■ **RECORDED DATA**:
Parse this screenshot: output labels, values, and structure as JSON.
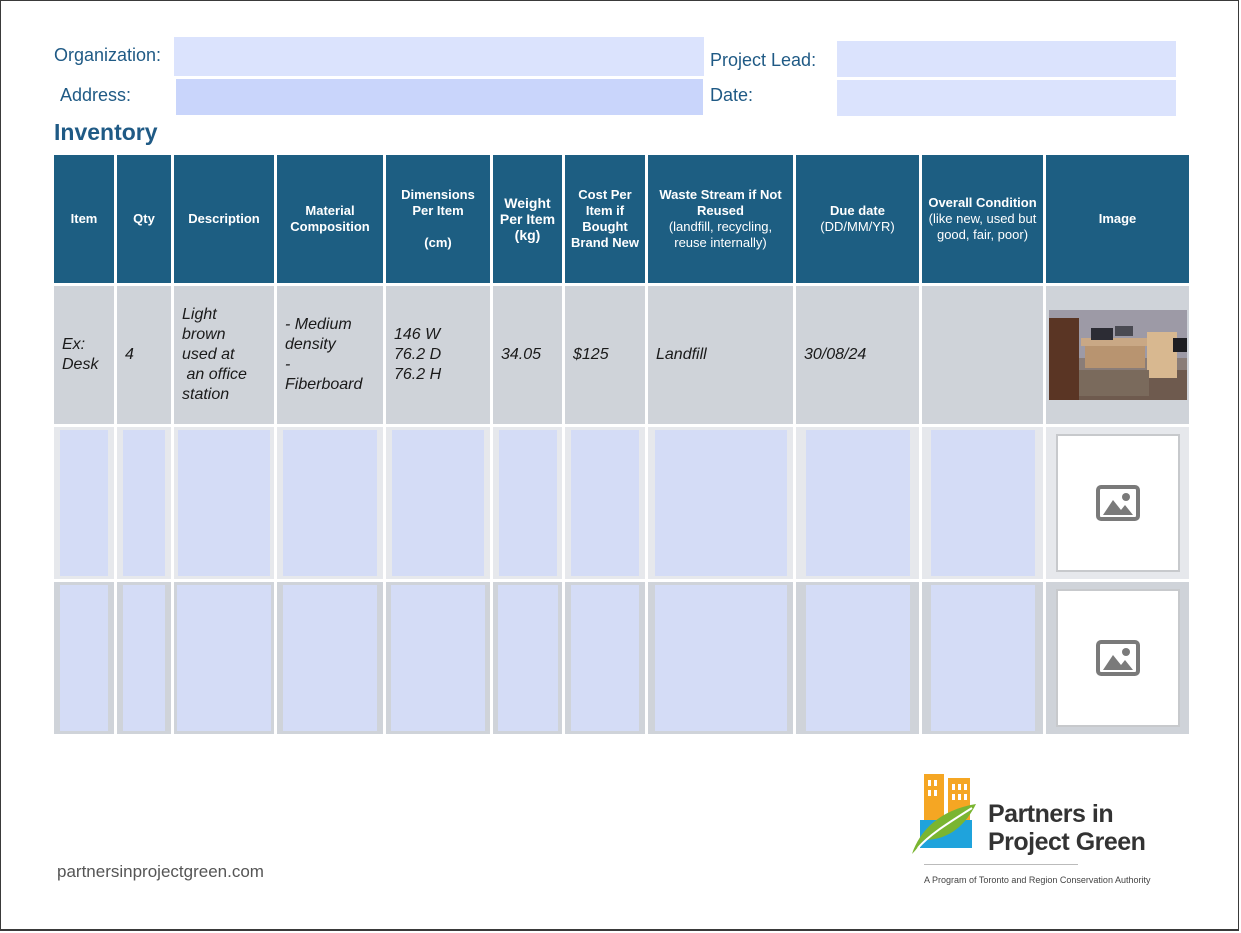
{
  "form": {
    "organization_label": "Organization:",
    "project_lead_label": "Project Lead:",
    "address_label": "Address:",
    "date_label": "Date:",
    "organization_value": "",
    "project_lead_value": "",
    "address_value": "",
    "date_value": ""
  },
  "heading": "Inventory",
  "table": {
    "headers": {
      "item": "Item",
      "qty": "Qty",
      "description": "Description",
      "material": "Material Composition",
      "dimensions": "Dimensions Per Item",
      "dimensions_unit": "(cm)",
      "weight": "Weight Per Item",
      "weight_unit": "(kg)",
      "cost": "Cost Per Item if Bought Brand New",
      "waste": "Waste Stream if Not Reused",
      "waste_sub": "(landfill, recycling, reuse internally)",
      "due": "Due date",
      "due_sub": "(DD/MM/YR)",
      "condition": "Overall Condition",
      "condition_sub": "(like new, used but good, fair, poor)",
      "image": "Image"
    },
    "example_row": {
      "item_line1": "Ex:",
      "item_line2": "Desk",
      "qty": "4",
      "description_lines": [
        "Light",
        "brown",
        "used at",
        " an office",
        "station"
      ],
      "material_lines": [
        "- Medium",
        "density",
        "-",
        "Fiberboard"
      ],
      "dimension_lines": [
        "146 W",
        "76.2 D",
        "76.2 H"
      ],
      "weight": "34.05",
      "cost": "$125",
      "waste": "Landfill",
      "due": "30/08/24",
      "condition": ""
    }
  },
  "footer": {
    "url": "partnersinprojectgreen.com",
    "brand_line1": "Partners in",
    "brand_line2": "Project Green",
    "tagline": "A Program of Toronto and Region Conservation Authority"
  },
  "icons": {
    "image_placeholder": "image-placeholder-icon"
  },
  "colors": {
    "header_bg": "#1d5e82",
    "label_text": "#1f5a85",
    "field_bg": "#dbe3fd",
    "row_gray": "#cfd3d9",
    "logo_orange": "#f5a623",
    "logo_green": "#7ab531",
    "logo_blue": "#1fa3dc"
  }
}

■ **TASK BRIEF**:
Go through the listing above and list every line that has the word "image".

■ **SOLUTION FOR THIS EXERCISE**:
      "image": "Image"
    "image_placeholder": "image-placeholder-icon"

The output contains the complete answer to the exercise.